_To do_.
Every line of the material below should be repeated exactly.

_Record set_.

§ §

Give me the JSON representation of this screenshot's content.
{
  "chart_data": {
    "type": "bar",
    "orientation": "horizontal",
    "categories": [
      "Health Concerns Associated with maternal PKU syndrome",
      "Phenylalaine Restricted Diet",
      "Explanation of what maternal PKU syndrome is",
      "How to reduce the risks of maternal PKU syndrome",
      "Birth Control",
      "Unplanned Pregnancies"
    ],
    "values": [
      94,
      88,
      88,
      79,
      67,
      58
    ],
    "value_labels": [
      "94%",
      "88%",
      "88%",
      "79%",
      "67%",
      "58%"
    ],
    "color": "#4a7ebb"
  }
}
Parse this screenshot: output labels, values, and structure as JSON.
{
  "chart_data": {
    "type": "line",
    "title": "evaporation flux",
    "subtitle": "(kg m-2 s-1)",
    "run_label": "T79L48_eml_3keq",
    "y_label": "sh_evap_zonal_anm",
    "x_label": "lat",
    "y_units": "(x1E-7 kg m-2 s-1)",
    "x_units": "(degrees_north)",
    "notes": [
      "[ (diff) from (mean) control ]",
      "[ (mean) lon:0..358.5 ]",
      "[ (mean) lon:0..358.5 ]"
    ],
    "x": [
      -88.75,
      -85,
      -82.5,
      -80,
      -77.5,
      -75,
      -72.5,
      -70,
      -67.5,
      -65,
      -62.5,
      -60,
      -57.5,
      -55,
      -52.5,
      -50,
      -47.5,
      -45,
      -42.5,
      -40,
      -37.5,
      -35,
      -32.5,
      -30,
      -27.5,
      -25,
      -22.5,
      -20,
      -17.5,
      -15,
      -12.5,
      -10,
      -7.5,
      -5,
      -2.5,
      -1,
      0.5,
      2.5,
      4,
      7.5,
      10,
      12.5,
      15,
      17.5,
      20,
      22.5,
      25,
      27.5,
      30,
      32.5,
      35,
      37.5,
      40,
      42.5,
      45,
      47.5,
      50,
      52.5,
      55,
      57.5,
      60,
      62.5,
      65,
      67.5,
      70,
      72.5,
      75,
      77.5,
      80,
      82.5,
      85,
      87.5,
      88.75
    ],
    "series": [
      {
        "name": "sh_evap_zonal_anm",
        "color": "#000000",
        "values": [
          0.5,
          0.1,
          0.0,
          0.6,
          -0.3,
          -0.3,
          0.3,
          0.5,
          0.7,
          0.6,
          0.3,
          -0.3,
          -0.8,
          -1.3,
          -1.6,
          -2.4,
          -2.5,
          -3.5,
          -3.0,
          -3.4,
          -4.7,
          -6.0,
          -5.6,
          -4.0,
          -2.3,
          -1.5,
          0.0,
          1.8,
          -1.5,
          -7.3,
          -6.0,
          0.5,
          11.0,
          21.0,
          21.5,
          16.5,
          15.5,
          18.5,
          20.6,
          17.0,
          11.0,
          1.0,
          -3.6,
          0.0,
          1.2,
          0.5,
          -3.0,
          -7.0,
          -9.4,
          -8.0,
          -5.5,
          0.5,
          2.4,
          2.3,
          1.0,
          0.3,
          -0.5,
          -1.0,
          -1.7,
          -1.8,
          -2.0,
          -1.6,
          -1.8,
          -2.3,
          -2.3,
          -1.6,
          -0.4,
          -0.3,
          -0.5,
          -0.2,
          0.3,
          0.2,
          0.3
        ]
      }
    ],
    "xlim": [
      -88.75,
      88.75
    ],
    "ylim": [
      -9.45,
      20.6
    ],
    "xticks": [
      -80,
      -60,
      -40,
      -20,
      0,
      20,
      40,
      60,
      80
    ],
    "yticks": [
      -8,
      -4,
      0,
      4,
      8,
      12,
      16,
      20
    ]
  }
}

§ §

_Solution to the problem_.
Give me the JSON representation of this screenshot's content.
{
  "chart_data": {
    "type": "bar",
    "orientation": "horizontal",
    "categories": [
      "Health Concerns Associated with maternal PKU syndrome",
      "Phenylalaine Restricted Diet",
      "Explanation of what maternal PKU syndrome is",
      "How to reduce the risks of maternal PKU syndrome",
      "Birth Control",
      "Unplanned Pregnancies"
    ],
    "values": [
      94,
      88,
      88,
      79,
      67,
      58
    ],
    "value_labels": [
      "94%",
      "88%",
      "88%",
      "79%",
      "67%",
      "58%"
    ],
    "color": "#4a7ebb"
  }
}
Parse this screenshot: output labels, values, and structure as JSON.
{
  "chart_data": {
    "type": "line",
    "title": "evaporation flux",
    "subtitle": "(kg m-2 s-1)",
    "run_label": "T79L48_eml_3keq",
    "y_label": "sh_evap_zonal_anm",
    "x_label": "lat",
    "y_units": "(x1E-7 kg m-2 s-1)",
    "x_units": "(degrees_north)",
    "notes": [
      "[ (diff) from (mean) control ]",
      "[ (mean) lon:0..358.5 ]",
      "[ (mean) lon:0..358.5 ]"
    ],
    "x": [
      -88.75,
      -85,
      -82.5,
      -80,
      -77.5,
      -75,
      -72.5,
      -70,
      -67.5,
      -65,
      -62.5,
      -60,
      -57.5,
      -55,
      -52.5,
      -50,
      -47.5,
      -45,
      -42.5,
      -40,
      -37.5,
      -35,
      -32.5,
      -30,
      -27.5,
      -25,
      -22.5,
      -20,
      -17.5,
      -15,
      -12.5,
      -10,
      -7.5,
      -5,
      -2.5,
      -1,
      0.5,
      2.5,
      4,
      7.5,
      10,
      12.5,
      15,
      17.5,
      20,
      22.5,
      25,
      27.5,
      30,
      32.5,
      35,
      37.5,
      40,
      42.5,
      45,
      47.5,
      50,
      52.5,
      55,
      57.5,
      60,
      62.5,
      65,
      67.5,
      70,
      72.5,
      75,
      77.5,
      80,
      82.5,
      85,
      87.5,
      88.75
    ],
    "series": [
      {
        "name": "sh_evap_zonal_anm",
        "color": "#000000",
        "values": [
          0.5,
          0.1,
          0.0,
          0.6,
          -0.3,
          -0.3,
          0.3,
          0.5,
          0.7,
          0.6,
          0.3,
          -0.3,
          -0.8,
          -1.3,
          -1.6,
          -2.4,
          -2.5,
          -3.5,
          -3.0,
          -3.4,
          -4.7,
          -6.0,
          -5.6,
          -4.0,
          -2.3,
          -1.5,
          0.0,
          1.8,
          -1.5,
          -7.3,
          -6.0,
          0.5,
          11.0,
          21.0,
          21.5,
          16.5,
          15.5,
          18.5,
          20.6,
          17.0,
          11.0,
          1.0,
          -3.6,
          0.0,
          1.2,
          0.5,
          -3.0,
          -7.0,
          -9.4,
          -8.0,
          -5.5,
          0.5,
          2.4,
          2.3,
          1.0,
          0.3,
          -0.5,
          -1.0,
          -1.7,
          -1.8,
          -2.0,
          -1.6,
          -1.8,
          -2.3,
          -2.3,
          -1.6,
          -0.4,
          -0.3,
          -0.5,
          -0.2,
          0.3,
          0.2,
          0.3
        ]
      }
    ],
    "xlim": [
      -88.75,
      88.75
    ],
    "ylim": [
      -9.45,
      20.6
    ],
    "xticks": [
      -80,
      -60,
      -40,
      -20,
      0,
      20,
      40,
      60,
      80
    ],
    "yticks": [
      -8,
      -4,
      0,
      4,
      8,
      12,
      16,
      20
    ]
  }
}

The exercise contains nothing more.